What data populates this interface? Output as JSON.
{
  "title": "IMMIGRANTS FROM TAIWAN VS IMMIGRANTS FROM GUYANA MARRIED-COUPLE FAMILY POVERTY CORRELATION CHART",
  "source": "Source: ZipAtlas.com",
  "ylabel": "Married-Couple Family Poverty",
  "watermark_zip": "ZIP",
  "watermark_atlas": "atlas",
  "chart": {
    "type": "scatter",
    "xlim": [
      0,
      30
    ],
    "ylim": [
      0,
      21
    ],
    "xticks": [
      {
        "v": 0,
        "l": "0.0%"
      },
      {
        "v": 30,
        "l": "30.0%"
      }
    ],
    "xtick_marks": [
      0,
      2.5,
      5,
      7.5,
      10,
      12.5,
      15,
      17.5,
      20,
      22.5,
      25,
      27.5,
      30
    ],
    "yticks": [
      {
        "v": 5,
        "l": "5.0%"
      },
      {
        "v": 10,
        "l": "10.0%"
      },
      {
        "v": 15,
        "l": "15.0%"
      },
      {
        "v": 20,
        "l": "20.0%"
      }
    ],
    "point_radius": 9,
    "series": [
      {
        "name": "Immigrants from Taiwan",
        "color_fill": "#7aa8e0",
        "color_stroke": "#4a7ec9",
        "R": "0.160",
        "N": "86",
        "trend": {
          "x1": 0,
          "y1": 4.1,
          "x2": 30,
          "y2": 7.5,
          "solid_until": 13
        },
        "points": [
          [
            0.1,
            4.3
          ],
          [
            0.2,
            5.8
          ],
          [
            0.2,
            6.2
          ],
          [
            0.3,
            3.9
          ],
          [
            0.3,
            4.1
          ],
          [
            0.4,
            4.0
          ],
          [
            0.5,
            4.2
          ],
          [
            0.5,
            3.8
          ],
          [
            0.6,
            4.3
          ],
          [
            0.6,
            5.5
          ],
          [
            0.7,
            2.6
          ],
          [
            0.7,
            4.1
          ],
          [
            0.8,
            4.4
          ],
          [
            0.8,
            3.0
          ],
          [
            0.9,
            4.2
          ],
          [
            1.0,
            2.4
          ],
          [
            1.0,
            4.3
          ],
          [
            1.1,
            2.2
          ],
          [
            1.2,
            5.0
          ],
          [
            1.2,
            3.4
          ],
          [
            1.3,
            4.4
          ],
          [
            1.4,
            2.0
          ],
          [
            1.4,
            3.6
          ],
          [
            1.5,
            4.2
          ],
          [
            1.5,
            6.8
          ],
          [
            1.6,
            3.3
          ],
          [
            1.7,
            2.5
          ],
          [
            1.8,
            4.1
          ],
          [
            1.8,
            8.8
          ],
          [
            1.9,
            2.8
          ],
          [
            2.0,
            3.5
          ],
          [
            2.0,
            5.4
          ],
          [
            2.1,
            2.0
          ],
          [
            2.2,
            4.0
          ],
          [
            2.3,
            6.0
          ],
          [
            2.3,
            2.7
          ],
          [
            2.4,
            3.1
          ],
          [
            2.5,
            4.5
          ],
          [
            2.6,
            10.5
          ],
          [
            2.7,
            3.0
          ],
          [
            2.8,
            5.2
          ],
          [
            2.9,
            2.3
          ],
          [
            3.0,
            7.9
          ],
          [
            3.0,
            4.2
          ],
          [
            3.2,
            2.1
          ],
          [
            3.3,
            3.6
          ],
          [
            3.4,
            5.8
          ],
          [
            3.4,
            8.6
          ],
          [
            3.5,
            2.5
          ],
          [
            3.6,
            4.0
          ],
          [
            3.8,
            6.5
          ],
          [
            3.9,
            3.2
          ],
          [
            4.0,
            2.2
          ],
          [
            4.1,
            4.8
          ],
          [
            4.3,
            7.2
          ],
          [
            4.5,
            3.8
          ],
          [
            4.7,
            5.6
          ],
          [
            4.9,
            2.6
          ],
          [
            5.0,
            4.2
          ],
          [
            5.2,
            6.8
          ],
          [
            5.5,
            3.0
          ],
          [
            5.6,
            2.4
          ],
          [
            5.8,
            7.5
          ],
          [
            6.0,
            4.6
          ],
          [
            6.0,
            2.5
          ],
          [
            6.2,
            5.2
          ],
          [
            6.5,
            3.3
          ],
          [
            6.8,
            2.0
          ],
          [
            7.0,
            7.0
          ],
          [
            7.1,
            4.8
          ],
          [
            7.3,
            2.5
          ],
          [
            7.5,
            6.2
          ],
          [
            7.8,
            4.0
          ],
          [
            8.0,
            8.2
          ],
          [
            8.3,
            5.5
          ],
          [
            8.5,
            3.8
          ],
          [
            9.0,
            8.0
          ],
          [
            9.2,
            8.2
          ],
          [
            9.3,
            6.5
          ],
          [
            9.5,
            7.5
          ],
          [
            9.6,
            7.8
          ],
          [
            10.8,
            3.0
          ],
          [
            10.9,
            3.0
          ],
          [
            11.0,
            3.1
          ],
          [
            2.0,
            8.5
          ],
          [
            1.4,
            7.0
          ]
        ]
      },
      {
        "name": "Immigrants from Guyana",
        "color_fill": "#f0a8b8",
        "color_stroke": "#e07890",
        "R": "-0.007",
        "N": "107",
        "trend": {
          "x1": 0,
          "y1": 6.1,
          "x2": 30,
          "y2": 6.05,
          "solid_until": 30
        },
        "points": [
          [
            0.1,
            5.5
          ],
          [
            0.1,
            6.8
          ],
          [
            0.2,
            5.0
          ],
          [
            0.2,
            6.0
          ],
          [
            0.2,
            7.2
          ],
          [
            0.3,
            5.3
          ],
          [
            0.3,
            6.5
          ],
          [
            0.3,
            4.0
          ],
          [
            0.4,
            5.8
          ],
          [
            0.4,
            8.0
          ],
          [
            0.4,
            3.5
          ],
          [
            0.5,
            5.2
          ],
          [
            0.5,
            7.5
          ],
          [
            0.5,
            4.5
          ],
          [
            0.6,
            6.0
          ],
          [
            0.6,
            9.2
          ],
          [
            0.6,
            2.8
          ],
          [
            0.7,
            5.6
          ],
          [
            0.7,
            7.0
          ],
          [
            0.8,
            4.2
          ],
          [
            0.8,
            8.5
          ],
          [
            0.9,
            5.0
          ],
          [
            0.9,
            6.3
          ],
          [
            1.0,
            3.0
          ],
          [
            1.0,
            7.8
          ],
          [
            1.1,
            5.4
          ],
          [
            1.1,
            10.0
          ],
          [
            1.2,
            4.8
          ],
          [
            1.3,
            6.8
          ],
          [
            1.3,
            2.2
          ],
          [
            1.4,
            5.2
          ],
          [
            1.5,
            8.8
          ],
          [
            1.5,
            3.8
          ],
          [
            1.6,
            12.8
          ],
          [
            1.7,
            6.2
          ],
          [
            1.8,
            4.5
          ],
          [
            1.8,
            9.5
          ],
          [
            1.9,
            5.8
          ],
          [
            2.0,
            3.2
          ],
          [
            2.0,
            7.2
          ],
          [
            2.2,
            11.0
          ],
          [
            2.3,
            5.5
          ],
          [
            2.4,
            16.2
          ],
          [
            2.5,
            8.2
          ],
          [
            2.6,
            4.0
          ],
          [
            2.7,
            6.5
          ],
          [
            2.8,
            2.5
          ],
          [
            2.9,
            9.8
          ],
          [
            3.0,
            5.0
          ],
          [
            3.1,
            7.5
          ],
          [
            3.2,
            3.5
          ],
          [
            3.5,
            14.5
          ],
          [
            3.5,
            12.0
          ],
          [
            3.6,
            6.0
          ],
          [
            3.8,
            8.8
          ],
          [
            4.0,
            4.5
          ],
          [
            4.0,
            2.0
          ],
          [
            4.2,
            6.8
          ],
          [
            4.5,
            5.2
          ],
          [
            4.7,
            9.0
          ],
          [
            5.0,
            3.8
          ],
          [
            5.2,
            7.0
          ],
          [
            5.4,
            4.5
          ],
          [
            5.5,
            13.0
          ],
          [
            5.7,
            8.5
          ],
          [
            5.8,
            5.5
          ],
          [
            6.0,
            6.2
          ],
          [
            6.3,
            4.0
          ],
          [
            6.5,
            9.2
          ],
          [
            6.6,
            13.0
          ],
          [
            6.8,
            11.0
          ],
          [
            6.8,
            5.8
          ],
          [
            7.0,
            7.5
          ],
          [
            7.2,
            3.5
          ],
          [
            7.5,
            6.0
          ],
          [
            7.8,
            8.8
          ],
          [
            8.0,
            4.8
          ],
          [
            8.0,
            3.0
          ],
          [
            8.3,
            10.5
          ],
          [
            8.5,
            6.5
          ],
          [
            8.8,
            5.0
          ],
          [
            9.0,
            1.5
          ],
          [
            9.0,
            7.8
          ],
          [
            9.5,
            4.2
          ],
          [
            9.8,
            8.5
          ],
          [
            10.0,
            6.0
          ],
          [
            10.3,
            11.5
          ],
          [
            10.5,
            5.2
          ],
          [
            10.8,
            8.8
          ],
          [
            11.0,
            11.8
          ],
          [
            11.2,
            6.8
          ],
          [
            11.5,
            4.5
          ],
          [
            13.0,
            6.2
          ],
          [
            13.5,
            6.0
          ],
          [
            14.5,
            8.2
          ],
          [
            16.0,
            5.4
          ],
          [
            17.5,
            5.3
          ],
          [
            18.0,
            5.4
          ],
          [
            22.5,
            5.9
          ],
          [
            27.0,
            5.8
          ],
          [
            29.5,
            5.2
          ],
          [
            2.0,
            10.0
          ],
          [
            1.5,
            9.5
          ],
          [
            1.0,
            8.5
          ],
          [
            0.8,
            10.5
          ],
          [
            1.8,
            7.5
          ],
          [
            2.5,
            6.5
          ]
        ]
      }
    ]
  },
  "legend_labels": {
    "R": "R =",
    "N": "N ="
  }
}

□ □ □ □

* _Set exercise_: Copy out each line of the material that holds the word "name".

* _Exercise response_:
        "name": "Immigrants from Taiwan",
        "name": "Immigrants from Guyana",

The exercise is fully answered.